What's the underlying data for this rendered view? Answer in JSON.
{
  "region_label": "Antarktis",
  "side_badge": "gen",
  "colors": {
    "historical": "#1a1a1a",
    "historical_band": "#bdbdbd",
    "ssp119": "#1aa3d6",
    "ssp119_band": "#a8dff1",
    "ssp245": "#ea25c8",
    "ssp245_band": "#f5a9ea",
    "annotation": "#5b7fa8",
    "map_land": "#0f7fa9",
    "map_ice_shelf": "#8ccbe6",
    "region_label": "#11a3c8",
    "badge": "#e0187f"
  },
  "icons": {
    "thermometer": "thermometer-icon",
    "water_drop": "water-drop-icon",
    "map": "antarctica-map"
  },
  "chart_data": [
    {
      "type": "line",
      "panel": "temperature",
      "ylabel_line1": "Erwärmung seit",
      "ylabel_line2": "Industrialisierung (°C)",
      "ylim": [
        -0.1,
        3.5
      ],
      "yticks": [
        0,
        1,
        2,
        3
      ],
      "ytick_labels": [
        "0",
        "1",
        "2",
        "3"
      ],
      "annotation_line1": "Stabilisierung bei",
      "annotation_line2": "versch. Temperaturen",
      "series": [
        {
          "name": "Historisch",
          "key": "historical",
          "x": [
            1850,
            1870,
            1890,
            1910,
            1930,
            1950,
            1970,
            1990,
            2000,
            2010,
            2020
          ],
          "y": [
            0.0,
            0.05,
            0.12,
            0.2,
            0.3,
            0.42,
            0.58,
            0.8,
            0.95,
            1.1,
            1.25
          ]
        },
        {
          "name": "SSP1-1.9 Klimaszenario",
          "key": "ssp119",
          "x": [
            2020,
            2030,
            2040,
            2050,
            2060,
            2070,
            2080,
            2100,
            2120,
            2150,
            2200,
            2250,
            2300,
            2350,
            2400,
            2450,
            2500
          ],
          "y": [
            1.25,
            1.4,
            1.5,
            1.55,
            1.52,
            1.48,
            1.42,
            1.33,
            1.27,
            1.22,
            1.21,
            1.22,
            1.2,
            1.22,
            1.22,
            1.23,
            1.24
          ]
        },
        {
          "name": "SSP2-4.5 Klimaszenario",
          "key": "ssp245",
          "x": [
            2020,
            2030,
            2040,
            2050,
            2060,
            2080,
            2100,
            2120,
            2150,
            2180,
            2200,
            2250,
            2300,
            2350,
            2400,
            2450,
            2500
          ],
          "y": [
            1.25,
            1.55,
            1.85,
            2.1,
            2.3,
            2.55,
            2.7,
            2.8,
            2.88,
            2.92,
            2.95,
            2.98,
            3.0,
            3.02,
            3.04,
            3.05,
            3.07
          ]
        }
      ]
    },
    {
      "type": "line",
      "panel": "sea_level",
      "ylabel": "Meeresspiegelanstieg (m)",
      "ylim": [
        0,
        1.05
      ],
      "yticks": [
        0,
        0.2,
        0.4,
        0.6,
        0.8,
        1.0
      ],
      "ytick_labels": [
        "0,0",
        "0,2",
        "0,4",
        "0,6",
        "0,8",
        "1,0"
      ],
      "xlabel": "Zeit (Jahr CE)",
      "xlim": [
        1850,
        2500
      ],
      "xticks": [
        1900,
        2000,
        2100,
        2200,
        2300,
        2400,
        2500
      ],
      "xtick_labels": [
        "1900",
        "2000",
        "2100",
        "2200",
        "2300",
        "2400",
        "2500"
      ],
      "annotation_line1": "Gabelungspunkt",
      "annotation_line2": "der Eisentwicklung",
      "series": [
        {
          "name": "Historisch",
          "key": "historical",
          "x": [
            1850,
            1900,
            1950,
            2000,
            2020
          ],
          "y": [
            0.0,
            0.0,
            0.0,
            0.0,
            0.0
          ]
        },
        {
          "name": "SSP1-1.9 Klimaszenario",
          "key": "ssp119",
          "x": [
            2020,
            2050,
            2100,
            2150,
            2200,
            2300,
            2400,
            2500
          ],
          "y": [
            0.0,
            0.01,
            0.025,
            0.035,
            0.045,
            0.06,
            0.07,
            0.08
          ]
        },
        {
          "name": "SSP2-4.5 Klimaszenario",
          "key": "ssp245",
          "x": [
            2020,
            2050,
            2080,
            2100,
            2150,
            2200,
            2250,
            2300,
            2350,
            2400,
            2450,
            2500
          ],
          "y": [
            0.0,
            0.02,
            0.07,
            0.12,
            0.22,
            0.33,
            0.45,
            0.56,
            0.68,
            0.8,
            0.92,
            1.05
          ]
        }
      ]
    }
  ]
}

#### [WHAT YOU ARE ASKED TO DO]
Print all of the data exactly as it was given.

#### [ANSWER TO THIS PROBLEM]
What's the underlying data for this rendered view? Answer in JSON.
{
  "region_label": "Antarktis",
  "side_badge": "gen",
  "colors": {
    "historical": "#1a1a1a",
    "historical_band": "#bdbdbd",
    "ssp119": "#1aa3d6",
    "ssp119_band": "#a8dff1",
    "ssp245": "#ea25c8",
    "ssp245_band": "#f5a9ea",
    "annotation": "#5b7fa8",
    "map_land": "#0f7fa9",
    "map_ice_shelf": "#8ccbe6",
    "region_label": "#11a3c8",
    "badge": "#e0187f"
  },
  "icons": {
    "thermometer": "thermometer-icon",
    "water_drop": "water-drop-icon",
    "map": "antarctica-map"
  },
  "chart_data": [
    {
      "type": "line",
      "panel": "temperature",
      "ylabel_line1": "Erwärmung seit",
      "ylabel_line2": "Industrialisierung (°C)",
      "ylim": [
        -0.1,
        3.5
      ],
      "yticks": [
        0,
        1,
        2,
        3
      ],
      "ytick_labels": [
        "0",
        "1",
        "2",
        "3"
      ],
      "annotation_line1": "Stabilisierung bei",
      "annotation_line2": "versch. Temperaturen",
      "series": [
        {
          "name": "Historisch",
          "key": "historical",
          "x": [
            1850,
            1870,
            1890,
            1910,
            1930,
            1950,
            1970,
            1990,
            2000,
            2010,
            2020
          ],
          "y": [
            0.0,
            0.05,
            0.12,
            0.2,
            0.3,
            0.42,
            0.58,
            0.8,
            0.95,
            1.1,
            1.25
          ]
        },
        {
          "name": "SSP1-1.9 Klimaszenario",
          "key": "ssp119",
          "x": [
            2020,
            2030,
            2040,
            2050,
            2060,
            2070,
            2080,
            2100,
            2120,
            2150,
            2200,
            2250,
            2300,
            2350,
            2400,
            2450,
            2500
          ],
          "y": [
            1.25,
            1.4,
            1.5,
            1.55,
            1.52,
            1.48,
            1.42,
            1.33,
            1.27,
            1.22,
            1.21,
            1.22,
            1.2,
            1.22,
            1.22,
            1.23,
            1.24
          ]
        },
        {
          "name": "SSP2-4.5 Klimaszenario",
          "key": "ssp245",
          "x": [
            2020,
            2030,
            2040,
            2050,
            2060,
            2080,
            2100,
            2120,
            2150,
            2180,
            2200,
            2250,
            2300,
            2350,
            2400,
            2450,
            2500
          ],
          "y": [
            1.25,
            1.55,
            1.85,
            2.1,
            2.3,
            2.55,
            2.7,
            2.8,
            2.88,
            2.92,
            2.95,
            2.98,
            3.0,
            3.02,
            3.04,
            3.05,
            3.07
          ]
        }
      ]
    },
    {
      "type": "line",
      "panel": "sea_level",
      "ylabel": "Meeresspiegelanstieg (m)",
      "ylim": [
        0,
        1.05
      ],
      "yticks": [
        0,
        0.2,
        0.4,
        0.6,
        0.8,
        1.0
      ],
      "ytick_labels": [
        "0,0",
        "0,2",
        "0,4",
        "0,6",
        "0,8",
        "1,0"
      ],
      "xlabel": "Zeit (Jahr CE)",
      "xlim": [
        1850,
        2500
      ],
      "xticks": [
        1900,
        2000,
        2100,
        2200,
        2300,
        2400,
        2500
      ],
      "xtick_labels": [
        "1900",
        "2000",
        "2100",
        "2200",
        "2300",
        "2400",
        "2500"
      ],
      "annotation_line1": "Gabelungspunkt",
      "annotation_line2": "der Eisentwicklung",
      "series": [
        {
          "name": "Historisch",
          "key": "historical",
          "x": [
            1850,
            1900,
            1950,
            2000,
            2020
          ],
          "y": [
            0.0,
            0.0,
            0.0,
            0.0,
            0.0
          ]
        },
        {
          "name": "SSP1-1.9 Klimaszenario",
          "key": "ssp119",
          "x": [
            2020,
            2050,
            2100,
            2150,
            2200,
            2300,
            2400,
            2500
          ],
          "y": [
            0.0,
            0.01,
            0.025,
            0.035,
            0.045,
            0.06,
            0.07,
            0.08
          ]
        },
        {
          "name": "SSP2-4.5 Klimaszenario",
          "key": "ssp245",
          "x": [
            2020,
            2050,
            2080,
            2100,
            2150,
            2200,
            2250,
            2300,
            2350,
            2400,
            2450,
            2500
          ],
          "y": [
            0.0,
            0.02,
            0.07,
            0.12,
            0.22,
            0.33,
            0.45,
            0.56,
            0.68,
            0.8,
            0.92,
            1.05
          ]
        }
      ]
    }
  ]
}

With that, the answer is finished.